Please rewrite every line in the records below, swapping "Dec 10, 2023" for "Jan 15, 2024" and leaving everything else unchanged.

================

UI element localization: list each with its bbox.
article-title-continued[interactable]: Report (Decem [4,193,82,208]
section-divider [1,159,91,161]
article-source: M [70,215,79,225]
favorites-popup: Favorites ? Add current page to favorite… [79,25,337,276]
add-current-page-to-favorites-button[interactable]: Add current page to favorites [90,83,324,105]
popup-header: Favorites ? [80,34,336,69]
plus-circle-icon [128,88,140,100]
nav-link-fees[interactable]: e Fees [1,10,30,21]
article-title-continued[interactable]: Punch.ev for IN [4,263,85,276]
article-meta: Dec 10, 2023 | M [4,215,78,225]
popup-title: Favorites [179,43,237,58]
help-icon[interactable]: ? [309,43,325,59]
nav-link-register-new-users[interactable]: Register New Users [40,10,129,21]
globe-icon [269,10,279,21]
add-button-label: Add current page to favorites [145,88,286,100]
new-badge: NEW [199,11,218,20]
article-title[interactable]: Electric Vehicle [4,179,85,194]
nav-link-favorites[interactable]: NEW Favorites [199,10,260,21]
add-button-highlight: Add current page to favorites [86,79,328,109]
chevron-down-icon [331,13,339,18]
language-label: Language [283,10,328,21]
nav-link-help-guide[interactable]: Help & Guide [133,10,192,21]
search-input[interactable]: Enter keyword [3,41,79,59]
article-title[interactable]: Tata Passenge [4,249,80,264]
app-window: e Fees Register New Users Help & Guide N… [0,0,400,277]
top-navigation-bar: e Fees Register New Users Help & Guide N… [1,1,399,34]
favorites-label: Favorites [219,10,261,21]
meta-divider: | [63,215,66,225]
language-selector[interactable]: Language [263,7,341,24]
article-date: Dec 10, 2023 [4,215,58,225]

================

**Final answer:**
UI element localization: list each with its bbox.
article-title-continued[interactable]: Report (Decem [4,193,82,208]
section-divider [1,159,91,161]
article-source: M [70,215,79,225]
favorites-popup: Favorites ? Add current page to favorite… [79,25,337,276]
add-current-page-to-favorites-button[interactable]: Add current page to favorites [90,83,324,105]
popup-header: Favorites ? [80,34,336,69]
plus-circle-icon [128,88,140,100]
nav-link-fees[interactable]: e Fees [1,10,30,21]
article-title-continued[interactable]: Punch.ev for IN [4,263,85,276]
article-meta: Jan 15, 2024 | M [4,215,78,225]
popup-title: Favorites [179,43,237,58]
help-icon[interactable]: ? [309,43,325,59]
nav-link-register-new-users[interactable]: Register New Users [40,10,129,21]
globe-icon [269,10,279,21]
add-button-label: Add current page to favorites [145,88,286,100]
new-badge: NEW [199,11,218,20]
article-title[interactable]: Electric Vehicle [4,179,85,194]
nav-link-favorites[interactable]: NEW Favorites [199,10,260,21]
add-button-highlight: Add current page to favorites [86,79,328,109]
chevron-down-icon [331,13,339,18]
language-label: Language [283,10,328,21]
nav-link-help-guide[interactable]: Help & Guide [133,10,192,21]
search-input[interactable]: Enter keyword [3,41,79,59]
article-title[interactable]: Tata Passenge [4,249,80,264]
app-window: e Fees Register New Users Help & Guide N… [0,0,400,277]
top-navigation-bar: e Fees Register New Users Help & Guide N… [1,1,399,34]
favorites-label: Favorites [219,10,261,21]
meta-divider: | [63,215,66,225]
language-selector[interactable]: Language [263,7,341,24]
article-date: Jan 15, 2024 [4,215,58,225]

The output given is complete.